* **Data shown**:
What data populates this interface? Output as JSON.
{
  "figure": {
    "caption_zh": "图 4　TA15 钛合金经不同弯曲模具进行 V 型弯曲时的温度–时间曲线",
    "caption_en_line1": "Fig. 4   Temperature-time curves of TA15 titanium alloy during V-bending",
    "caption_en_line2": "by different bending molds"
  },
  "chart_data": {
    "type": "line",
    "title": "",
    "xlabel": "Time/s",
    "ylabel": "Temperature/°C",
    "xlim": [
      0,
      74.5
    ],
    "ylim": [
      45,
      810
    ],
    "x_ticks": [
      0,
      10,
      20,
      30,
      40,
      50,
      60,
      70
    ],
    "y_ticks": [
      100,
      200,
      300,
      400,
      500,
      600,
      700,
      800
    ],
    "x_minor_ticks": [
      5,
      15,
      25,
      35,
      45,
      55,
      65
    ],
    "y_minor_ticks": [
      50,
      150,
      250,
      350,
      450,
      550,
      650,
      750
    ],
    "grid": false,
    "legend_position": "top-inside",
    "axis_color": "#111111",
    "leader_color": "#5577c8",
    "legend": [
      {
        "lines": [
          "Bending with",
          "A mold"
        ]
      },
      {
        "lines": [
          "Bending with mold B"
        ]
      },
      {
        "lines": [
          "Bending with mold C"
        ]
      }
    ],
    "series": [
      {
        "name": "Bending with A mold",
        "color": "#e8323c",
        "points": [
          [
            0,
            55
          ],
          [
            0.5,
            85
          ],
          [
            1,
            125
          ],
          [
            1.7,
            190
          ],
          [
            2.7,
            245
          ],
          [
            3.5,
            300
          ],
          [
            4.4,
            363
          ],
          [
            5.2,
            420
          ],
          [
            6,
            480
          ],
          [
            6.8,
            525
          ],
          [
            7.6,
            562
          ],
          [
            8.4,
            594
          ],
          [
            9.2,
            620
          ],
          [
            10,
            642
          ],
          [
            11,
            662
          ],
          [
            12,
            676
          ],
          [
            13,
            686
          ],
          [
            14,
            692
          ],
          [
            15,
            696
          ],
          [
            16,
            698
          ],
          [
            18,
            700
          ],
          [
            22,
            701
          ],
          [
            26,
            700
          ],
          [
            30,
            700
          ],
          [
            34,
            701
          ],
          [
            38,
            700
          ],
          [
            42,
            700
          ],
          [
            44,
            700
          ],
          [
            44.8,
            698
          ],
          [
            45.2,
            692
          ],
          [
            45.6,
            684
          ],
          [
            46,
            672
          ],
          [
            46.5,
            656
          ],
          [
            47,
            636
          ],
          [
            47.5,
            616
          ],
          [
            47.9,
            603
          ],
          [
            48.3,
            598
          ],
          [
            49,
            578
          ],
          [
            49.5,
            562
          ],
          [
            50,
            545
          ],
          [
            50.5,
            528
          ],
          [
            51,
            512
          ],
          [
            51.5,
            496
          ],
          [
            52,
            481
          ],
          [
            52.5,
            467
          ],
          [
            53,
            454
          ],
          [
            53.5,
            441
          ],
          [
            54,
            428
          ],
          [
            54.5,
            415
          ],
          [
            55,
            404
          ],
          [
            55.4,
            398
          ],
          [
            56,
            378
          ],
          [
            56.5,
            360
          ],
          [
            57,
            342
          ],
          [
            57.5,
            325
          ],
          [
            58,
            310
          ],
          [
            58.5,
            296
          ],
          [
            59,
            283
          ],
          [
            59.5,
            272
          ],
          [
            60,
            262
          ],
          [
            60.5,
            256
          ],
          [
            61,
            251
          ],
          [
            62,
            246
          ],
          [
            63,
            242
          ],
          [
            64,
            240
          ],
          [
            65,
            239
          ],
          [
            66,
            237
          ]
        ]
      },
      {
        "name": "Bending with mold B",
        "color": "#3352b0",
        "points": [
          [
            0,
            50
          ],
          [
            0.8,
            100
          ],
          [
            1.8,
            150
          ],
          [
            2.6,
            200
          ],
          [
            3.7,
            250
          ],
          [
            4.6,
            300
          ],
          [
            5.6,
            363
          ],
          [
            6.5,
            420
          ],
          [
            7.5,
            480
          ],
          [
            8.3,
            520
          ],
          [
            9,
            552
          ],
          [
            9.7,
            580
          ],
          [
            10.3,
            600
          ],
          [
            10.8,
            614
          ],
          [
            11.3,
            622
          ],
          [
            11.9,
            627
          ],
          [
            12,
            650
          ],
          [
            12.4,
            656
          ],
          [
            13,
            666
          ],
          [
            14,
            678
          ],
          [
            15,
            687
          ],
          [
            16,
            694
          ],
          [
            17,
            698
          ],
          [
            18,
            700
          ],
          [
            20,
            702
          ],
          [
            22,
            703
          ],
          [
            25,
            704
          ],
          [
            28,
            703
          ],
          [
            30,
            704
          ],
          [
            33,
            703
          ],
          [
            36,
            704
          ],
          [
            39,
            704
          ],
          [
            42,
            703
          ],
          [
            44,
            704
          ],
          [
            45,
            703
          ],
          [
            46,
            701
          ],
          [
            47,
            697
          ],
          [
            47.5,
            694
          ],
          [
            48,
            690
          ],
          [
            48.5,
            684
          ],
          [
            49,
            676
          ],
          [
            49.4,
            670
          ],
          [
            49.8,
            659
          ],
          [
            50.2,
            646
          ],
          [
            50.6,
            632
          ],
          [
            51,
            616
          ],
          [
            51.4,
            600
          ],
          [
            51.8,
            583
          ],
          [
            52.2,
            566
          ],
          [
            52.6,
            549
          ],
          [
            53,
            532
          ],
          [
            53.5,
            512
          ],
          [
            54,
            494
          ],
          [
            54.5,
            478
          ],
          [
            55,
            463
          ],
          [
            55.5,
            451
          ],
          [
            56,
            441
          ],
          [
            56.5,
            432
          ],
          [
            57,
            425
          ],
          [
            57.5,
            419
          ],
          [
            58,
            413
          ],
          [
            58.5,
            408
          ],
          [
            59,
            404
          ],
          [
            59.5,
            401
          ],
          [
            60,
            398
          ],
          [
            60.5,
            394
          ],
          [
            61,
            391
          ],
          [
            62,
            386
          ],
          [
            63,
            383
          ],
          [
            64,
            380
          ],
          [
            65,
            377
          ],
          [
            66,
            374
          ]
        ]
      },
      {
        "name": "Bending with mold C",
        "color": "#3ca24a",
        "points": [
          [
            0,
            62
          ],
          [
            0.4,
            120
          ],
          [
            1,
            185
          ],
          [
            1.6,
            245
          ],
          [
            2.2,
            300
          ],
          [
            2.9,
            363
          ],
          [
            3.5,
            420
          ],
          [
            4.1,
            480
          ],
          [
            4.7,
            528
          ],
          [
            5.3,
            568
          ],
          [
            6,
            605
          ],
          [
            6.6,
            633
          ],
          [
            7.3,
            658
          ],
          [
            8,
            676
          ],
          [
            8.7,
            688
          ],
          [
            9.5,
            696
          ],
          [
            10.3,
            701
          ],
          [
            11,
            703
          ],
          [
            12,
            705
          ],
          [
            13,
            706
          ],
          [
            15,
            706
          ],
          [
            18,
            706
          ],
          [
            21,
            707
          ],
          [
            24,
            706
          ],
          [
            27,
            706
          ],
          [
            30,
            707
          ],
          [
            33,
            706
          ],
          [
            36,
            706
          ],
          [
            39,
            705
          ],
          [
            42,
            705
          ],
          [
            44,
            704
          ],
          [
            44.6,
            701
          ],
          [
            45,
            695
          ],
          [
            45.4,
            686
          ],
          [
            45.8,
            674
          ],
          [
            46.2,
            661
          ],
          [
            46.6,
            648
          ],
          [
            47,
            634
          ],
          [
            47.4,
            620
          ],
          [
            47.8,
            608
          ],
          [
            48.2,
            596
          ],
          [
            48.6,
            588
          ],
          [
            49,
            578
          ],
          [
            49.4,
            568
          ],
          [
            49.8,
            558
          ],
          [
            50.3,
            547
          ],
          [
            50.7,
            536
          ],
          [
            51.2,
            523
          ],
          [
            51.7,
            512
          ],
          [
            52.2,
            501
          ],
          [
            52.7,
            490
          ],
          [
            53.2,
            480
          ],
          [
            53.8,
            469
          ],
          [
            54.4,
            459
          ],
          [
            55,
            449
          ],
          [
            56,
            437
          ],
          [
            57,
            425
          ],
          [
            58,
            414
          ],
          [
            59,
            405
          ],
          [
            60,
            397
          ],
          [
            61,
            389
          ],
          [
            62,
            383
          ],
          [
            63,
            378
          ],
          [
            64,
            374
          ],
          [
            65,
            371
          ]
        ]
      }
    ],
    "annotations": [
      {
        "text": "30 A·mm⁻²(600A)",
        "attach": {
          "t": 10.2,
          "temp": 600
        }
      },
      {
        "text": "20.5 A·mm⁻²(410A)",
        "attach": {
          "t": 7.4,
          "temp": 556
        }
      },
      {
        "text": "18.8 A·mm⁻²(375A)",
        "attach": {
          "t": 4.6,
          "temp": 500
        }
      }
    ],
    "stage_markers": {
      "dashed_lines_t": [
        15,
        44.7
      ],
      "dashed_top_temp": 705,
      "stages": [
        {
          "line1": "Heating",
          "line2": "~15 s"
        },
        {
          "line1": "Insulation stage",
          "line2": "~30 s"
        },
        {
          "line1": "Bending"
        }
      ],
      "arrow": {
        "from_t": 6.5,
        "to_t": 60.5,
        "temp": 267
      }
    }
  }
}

* **The request**: From the listing above, pick out every line containing "Temperature".

* **Answer below**:
    "caption_en_line1": "Fig. 4   Temperature-time curves of TA15 titanium alloy during V-bending",
    "ylabel": "Temperature/°C",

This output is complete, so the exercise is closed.